■ **WHAT IS ASKED**: Rewrite the records with every "list-item" changed to "bullet-item" and nothing else altered, omitting the pictures.

■ **STORED RECORDS**:
····················

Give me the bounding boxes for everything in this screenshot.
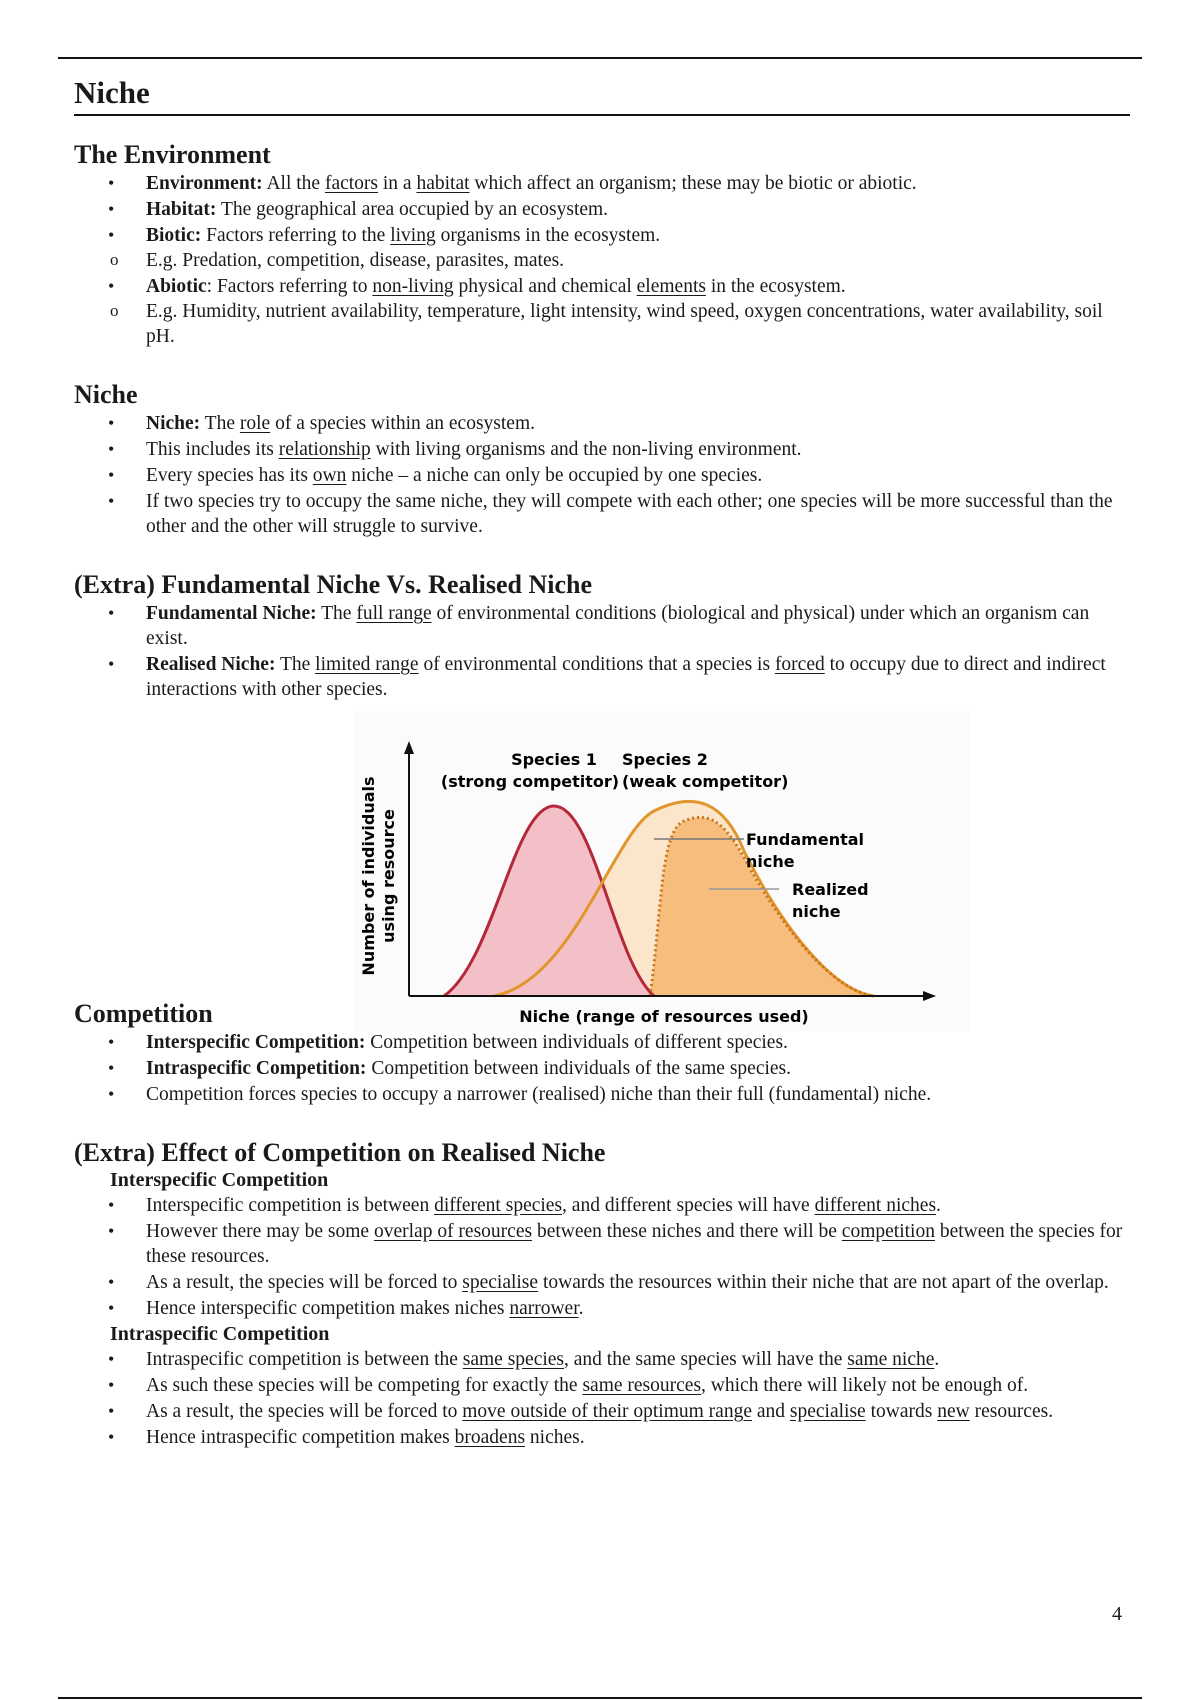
interspecific-list (74, 1193, 1134, 1321)
environment-list (74, 171, 1134, 349)
realized-label: Realized (792, 880, 869, 899)
fundamental-label: Fundamental (746, 830, 865, 849)
species2-sublabel: (weak competitor) (622, 772, 789, 791)
list-item: • Interspecific Competition: Competition between individuals of different species. (74, 1030, 1134, 1055)
niche-chart (354, 711, 970, 1031)
effect-heading: (Extra) Effect of Competition on Realised Niche (74, 1138, 606, 1167)
competition-list (74, 1030, 1134, 1107)
species1-label: Species 1 (511, 750, 597, 769)
fundamental-list (74, 601, 1134, 702)
list-item: • Fundamental Niche: The full range of environmental conditions (biological and physical) under which an organism can exist. (74, 601, 1134, 651)
list-item: • Hence interspecific competition makes niches narrower. (74, 1296, 1134, 1321)
list-item: • Realised Niche: The limited range of environmental conditions that a species is forced to occupy due to direct and indirect interactions with other species. (74, 652, 1134, 702)
list-item: • If two species try to occupy the same niche, they will compete with each other; one species will be more successful than the other and the other will struggle to survive. (74, 489, 1134, 539)
list-item: • This includes its relationship with living organisms and the non-living environment. (74, 437, 1134, 462)
x-axis-label: Niche (range of resources used) (519, 1007, 809, 1026)
list-item: • However there may be some overlap of resources between these niches and there will be competition between the species for these resources. (74, 1219, 1134, 1269)
fundamental-label-2: niche (746, 852, 795, 871)
niche-heading: Niche (74, 380, 138, 409)
environment-heading: The Environment (74, 140, 271, 169)
list-item: • As such these species will be competing for exactly the same resources, which there will likely not be enough of. (74, 1373, 1134, 1398)
list-item: • Environment: All the factors in a habitat which affect an organism; these may be biotic or abiotic. (74, 171, 1134, 196)
y-axis-label-2: using resource (379, 809, 398, 943)
list-item: • Every species has its own niche – a niche can only be occupied by one species. (74, 463, 1134, 488)
niche-chart-svg (354, 711, 970, 1031)
list-item: • Biotic: Factors referring to the living organisms in the ecosystem. o E.g. Predation, competition, disease, parasites, mates. (74, 223, 1134, 273)
fundamental-heading: (Extra) Fundamental Niche Vs. Realised Niche (74, 570, 593, 599)
list-item: • Intraspecific Competition: Competition between individuals of the same species. (74, 1056, 1134, 1081)
sub-list-item: o E.g. Humidity, nutrient availability, temperature, light intensity, wind speed, oxygen concentrations, water availability, soil pH. (74, 299, 1134, 349)
list-item: • Competition forces species to occupy a narrower (realised) niche than their full (fundamental) niche. (74, 1082, 1134, 1107)
interspecific-subheading: Interspecific Competition (110, 1169, 329, 1191)
page-title: Niche (74, 76, 1130, 116)
intraspecific-list (74, 1347, 1134, 1450)
species2-label: Species 2 (622, 750, 708, 769)
sub-list-item: o E.g. Predation, competition, disease, parasites, mates. (74, 248, 1134, 273)
y-axis-arrow (404, 741, 414, 754)
x-axis-arrow (923, 991, 936, 1001)
species1-sublabel: (strong competitor) (440, 772, 620, 791)
list-item: • Abiotic: Factors referring to non-living physical and chemical elements in the ecosystem. o E.g. Humidity, nutrient availability, temperature, light intensity, wind speed, oxygen concentrations, water availability, soil pH. (74, 274, 1134, 349)
top-rule (58, 57, 1142, 59)
realized-label-2: niche (792, 902, 841, 921)
intraspecific-subheading: Intraspecific Competition (110, 1323, 330, 1345)
list-item: • As a result, the species will be forced to move outside of their optimum range and specialise towards new resources. (74, 1399, 1134, 1424)
niche-list (74, 411, 1134, 539)
competition-heading: Competition (74, 999, 213, 1028)
list-item: • As a result, the species will be forced to specialise towards the resources within their niche that are not apart of the overlap. (74, 1270, 1134, 1295)
bottom-rule (58, 1697, 1142, 1699)
document-body (74, 140, 1134, 1451)
y-axis-label: Number of individuals (359, 776, 378, 976)
list-item: • Niche: The role of a species within an ecosystem. (74, 411, 1134, 436)
list-item: • Interspecific competition is between different species, and different species will have different niches. (74, 1193, 1134, 1218)
list-item: • Hence intraspecific competition makes broadens niches. (74, 1425, 1134, 1450)
list-item: • Habitat: The geographical area occupied by an ecosystem. (74, 197, 1134, 222)
list-item: • Intraspecific competition is between the same species, and the same species will have the same niche. (74, 1347, 1134, 1372)
niche-figure-container (74, 703, 1134, 1039)
page-number: 4 (1112, 1603, 1122, 1625)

····················

■ **COMPLETED TASK**:
Give me the bounding boxes for everything in this screenshot.
interspecific-list (74, 1193, 1134, 1321)
environment-list (74, 171, 1134, 349)
realized-label: Realized (792, 880, 869, 899)
fundamental-label: Fundamental (746, 830, 865, 849)
species2-sublabel: (weak competitor) (622, 772, 789, 791)
bullet-item: • Interspecific Competition: Competition between individuals of different species. (74, 1030, 1134, 1055)
niche-chart (354, 711, 970, 1031)
effect-heading: (Extra) Effect of Competition on Realised Niche (74, 1138, 606, 1167)
competition-list (74, 1030, 1134, 1107)
species1-label: Species 1 (511, 750, 597, 769)
fundamental-list (74, 601, 1134, 702)
bullet-item: • Fundamental Niche: The full range of environmental conditions (biological and physical) under which an organism can exist. (74, 601, 1134, 651)
bullet-item: • Hence interspecific competition makes niches narrower. (74, 1296, 1134, 1321)
bullet-item: • Realised Niche: The limited range of environmental conditions that a species is forced to occupy due to direct and indirect interactions with other species. (74, 652, 1134, 702)
bullet-item: • If two species try to occupy the same niche, they will compete with each other; one species will be more successful than the other and the other will struggle to survive. (74, 489, 1134, 539)
bullet-item: • This includes its relationship with living organisms and the non-living environment. (74, 437, 1134, 462)
x-axis-label: Niche (range of resources used) (519, 1007, 809, 1026)
bullet-item: • However there may be some overlap of resources between these niches and there will be competition between the species for these resources. (74, 1219, 1134, 1269)
fundamental-label-2: niche (746, 852, 795, 871)
niche-heading: Niche (74, 380, 138, 409)
environment-heading: The Environment (74, 140, 271, 169)
bullet-item: • As such these species will be competing for exactly the same resources, which there will likely not be enough of. (74, 1373, 1134, 1398)
bullet-item: • Environment: All the factors in a habitat which affect an organism; these may be biotic or abiotic. (74, 171, 1134, 196)
y-axis-label-2: using resource (379, 809, 398, 943)
bullet-item: • Every species has its own niche – a niche can only be occupied by one species. (74, 463, 1134, 488)
niche-chart-svg (354, 711, 970, 1031)
bullet-item: • Biotic: Factors referring to the living organisms in the ecosystem. o E.g. Predation, competition, disease, parasites, mates. (74, 223, 1134, 273)
fundamental-heading: (Extra) Fundamental Niche Vs. Realised Niche (74, 570, 593, 599)
bullet-item: • Intraspecific Competition: Competition between individuals of the same species. (74, 1056, 1134, 1081)
sub-bullet-item: o E.g. Humidity, nutrient availability, temperature, light intensity, wind speed, oxygen concentrations, water availability, soil pH. (74, 299, 1134, 349)
bullet-item: • Competition forces species to occupy a narrower (realised) niche than their full (fundamental) niche. (74, 1082, 1134, 1107)
interspecific-subheading: Interspecific Competition (110, 1169, 329, 1191)
page-title: Niche (74, 76, 1130, 116)
intraspecific-list (74, 1347, 1134, 1450)
species2-label: Species 2 (622, 750, 708, 769)
sub-bullet-item: o E.g. Predation, competition, disease, parasites, mates. (74, 248, 1134, 273)
y-axis-arrow (404, 741, 414, 754)
x-axis-arrow (923, 991, 936, 1001)
species1-sublabel: (strong competitor) (440, 772, 620, 791)
bullet-item: • Abiotic: Factors referring to non-living physical and chemical elements in the ecosystem. o E.g. Humidity, nutrient availability, temperature, light intensity, wind speed, oxygen concentrations, water availability, soil pH. (74, 274, 1134, 349)
top-rule (58, 57, 1142, 59)
realized-label-2: niche (792, 902, 841, 921)
intraspecific-subheading: Intraspecific Competition (110, 1323, 330, 1345)
bullet-item: • As a result, the species will be forced to move outside of their optimum range and specialise towards new resources. (74, 1399, 1134, 1424)
niche-list (74, 411, 1134, 539)
competition-heading: Competition (74, 999, 213, 1028)
bullet-item: • As a result, the species will be forced to specialise towards the resources within their niche that are not apart of the overlap. (74, 1270, 1134, 1295)
bottom-rule (58, 1697, 1142, 1699)
document-body (74, 140, 1134, 1451)
y-axis-label: Number of individuals (359, 776, 378, 976)
bullet-item: • Niche: The role of a species within an ecosystem. (74, 411, 1134, 436)
bullet-item: • Interspecific competition is between different species, and different species will have different niches. (74, 1193, 1134, 1218)
bullet-item: • Hence intraspecific competition makes broadens niches. (74, 1425, 1134, 1450)
bullet-item: • Habitat: The geographical area occupied by an ecosystem. (74, 197, 1134, 222)
bullet-item: • Intraspecific competition is between the same species, and the same species will have the same niche. (74, 1347, 1134, 1372)
niche-figure-container (74, 703, 1134, 1039)
page-number: 4 (1112, 1603, 1122, 1625)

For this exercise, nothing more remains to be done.